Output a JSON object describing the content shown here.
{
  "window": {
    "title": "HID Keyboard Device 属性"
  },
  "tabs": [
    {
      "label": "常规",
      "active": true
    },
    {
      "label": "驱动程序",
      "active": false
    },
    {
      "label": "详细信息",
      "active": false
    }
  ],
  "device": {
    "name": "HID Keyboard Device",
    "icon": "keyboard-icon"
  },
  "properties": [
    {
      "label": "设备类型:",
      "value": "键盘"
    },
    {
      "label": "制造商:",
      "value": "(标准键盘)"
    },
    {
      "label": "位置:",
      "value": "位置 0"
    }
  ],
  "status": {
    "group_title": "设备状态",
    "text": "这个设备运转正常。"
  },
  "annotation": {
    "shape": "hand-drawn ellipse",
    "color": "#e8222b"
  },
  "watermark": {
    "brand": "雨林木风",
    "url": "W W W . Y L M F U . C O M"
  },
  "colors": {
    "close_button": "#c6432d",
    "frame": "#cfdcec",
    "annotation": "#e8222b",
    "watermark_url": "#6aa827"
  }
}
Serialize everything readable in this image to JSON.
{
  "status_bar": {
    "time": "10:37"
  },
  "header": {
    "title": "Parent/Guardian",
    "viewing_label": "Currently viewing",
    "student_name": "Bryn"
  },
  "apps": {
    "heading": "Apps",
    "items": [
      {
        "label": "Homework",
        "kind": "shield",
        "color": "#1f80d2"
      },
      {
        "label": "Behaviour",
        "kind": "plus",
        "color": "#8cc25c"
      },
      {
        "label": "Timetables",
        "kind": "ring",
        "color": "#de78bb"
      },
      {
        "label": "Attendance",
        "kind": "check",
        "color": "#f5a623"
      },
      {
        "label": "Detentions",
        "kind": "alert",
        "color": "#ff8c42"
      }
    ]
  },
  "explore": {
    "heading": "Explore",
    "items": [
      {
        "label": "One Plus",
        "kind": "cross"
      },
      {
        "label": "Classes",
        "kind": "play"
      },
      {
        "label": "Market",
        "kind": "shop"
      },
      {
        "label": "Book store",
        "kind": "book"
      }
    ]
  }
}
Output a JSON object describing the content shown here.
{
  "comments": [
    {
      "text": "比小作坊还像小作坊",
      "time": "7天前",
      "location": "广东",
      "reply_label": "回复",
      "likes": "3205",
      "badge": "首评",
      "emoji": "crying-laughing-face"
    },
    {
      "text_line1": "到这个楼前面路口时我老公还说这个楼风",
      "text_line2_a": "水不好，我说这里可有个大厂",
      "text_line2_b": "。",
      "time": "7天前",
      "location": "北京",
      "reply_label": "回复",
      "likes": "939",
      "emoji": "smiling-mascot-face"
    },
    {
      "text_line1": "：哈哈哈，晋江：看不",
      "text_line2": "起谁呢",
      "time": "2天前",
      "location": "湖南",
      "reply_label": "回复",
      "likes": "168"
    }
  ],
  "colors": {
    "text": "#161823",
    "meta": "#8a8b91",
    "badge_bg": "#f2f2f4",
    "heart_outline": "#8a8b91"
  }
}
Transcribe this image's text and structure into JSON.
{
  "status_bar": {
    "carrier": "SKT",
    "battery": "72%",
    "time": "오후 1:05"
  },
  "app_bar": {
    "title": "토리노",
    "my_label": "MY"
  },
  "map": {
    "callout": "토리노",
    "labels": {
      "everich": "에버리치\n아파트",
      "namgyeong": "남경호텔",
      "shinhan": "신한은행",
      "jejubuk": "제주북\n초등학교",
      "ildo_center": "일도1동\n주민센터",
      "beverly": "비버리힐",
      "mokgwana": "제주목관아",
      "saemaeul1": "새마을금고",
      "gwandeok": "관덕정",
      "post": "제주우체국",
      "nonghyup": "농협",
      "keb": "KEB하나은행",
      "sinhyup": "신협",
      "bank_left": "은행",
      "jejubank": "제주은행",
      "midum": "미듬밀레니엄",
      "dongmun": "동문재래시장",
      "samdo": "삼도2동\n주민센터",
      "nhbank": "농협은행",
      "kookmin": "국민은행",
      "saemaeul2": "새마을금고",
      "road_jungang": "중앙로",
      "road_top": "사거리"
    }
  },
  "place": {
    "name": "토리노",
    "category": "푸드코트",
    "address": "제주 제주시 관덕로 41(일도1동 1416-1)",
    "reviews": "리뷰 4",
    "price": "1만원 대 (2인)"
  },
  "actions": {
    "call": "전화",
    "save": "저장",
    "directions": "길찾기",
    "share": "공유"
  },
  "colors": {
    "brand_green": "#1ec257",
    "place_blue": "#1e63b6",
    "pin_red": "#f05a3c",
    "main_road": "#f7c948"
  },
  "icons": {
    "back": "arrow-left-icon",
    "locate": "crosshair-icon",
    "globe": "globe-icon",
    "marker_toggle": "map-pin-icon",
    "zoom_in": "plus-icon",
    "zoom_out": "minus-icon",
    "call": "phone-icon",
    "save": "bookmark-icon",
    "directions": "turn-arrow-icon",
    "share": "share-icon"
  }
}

Aim of the task: Lines that hold "image" are the ones to copy; find all of them.

Correct answer:
Serialize everything readable in this image to JSON.
Transcribe this image's text and structure into JSON.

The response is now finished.